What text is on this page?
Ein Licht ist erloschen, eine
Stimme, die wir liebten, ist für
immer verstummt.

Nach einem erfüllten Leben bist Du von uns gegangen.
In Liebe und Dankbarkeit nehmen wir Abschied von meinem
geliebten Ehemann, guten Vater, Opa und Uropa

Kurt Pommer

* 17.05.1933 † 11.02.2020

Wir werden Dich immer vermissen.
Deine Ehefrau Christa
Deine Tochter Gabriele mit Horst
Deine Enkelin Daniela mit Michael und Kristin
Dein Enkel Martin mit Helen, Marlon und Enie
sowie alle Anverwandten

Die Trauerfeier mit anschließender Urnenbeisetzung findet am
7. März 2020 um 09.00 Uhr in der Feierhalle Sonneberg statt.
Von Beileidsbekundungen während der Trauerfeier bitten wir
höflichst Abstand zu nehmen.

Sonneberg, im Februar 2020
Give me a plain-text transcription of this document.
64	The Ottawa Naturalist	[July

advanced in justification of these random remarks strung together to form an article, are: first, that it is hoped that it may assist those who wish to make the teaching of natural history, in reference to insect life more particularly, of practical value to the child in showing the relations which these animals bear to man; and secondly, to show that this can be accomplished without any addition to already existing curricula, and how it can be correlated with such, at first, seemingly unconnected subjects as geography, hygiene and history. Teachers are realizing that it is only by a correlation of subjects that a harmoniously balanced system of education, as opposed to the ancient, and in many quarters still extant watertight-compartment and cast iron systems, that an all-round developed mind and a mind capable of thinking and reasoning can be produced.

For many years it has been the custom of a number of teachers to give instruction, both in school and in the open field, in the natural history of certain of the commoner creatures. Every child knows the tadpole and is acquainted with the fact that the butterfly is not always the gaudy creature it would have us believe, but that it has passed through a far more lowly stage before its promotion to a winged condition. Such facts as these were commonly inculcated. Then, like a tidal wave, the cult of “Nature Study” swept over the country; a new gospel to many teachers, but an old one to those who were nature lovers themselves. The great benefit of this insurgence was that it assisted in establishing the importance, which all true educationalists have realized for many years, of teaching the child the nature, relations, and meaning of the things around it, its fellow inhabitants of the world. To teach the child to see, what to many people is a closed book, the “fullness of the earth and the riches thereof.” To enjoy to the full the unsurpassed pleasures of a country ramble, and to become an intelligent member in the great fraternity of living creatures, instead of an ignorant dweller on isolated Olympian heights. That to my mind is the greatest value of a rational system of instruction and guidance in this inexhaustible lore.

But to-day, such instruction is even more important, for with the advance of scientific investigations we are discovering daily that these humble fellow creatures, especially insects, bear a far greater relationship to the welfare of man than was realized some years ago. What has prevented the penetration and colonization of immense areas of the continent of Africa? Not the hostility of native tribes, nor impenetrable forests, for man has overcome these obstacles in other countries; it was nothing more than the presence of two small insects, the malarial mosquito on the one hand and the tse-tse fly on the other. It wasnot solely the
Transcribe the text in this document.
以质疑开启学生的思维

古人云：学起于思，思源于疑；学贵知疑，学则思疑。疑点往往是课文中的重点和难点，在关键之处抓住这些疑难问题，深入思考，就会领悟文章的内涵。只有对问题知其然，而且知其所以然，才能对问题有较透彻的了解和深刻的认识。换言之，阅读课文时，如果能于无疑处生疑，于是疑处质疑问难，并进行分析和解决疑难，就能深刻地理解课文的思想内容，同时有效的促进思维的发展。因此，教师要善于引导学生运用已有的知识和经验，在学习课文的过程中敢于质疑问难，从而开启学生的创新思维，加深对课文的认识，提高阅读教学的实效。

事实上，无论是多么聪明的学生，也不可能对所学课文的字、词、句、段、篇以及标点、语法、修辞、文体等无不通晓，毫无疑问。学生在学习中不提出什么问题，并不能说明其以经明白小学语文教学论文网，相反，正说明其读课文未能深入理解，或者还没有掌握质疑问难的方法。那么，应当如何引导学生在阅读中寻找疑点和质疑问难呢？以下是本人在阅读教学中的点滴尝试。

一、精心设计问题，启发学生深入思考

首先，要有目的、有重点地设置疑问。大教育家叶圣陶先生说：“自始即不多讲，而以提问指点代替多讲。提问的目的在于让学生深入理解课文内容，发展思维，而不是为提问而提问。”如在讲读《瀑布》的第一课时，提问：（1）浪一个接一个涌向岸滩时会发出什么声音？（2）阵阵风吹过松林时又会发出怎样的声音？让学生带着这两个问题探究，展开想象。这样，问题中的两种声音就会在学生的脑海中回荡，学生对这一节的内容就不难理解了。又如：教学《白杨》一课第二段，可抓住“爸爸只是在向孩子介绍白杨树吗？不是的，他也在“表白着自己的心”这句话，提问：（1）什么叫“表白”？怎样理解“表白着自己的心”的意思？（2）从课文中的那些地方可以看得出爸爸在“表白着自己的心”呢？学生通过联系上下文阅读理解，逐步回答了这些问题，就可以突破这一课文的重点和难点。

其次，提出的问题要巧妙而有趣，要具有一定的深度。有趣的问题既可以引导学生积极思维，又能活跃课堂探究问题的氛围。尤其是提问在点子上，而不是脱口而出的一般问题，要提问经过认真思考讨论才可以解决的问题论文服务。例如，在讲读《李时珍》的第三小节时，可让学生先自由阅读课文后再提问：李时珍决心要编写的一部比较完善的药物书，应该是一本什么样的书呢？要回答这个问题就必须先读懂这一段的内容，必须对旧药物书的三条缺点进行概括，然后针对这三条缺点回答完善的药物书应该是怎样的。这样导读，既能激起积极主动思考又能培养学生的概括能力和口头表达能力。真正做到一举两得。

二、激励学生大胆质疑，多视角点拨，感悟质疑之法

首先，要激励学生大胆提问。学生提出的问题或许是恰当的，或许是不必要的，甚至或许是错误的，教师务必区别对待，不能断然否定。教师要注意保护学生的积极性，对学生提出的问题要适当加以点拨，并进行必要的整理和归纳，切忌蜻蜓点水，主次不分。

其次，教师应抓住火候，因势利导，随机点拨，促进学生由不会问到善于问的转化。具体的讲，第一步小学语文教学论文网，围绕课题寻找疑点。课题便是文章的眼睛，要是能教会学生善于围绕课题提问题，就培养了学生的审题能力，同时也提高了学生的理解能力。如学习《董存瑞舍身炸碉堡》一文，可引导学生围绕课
───
### Task details
In the entries above, locate every line with the word "document" and copy it.

### Answer in full
Give me a plain-text transcription of this document.
Transcribe the text in this document.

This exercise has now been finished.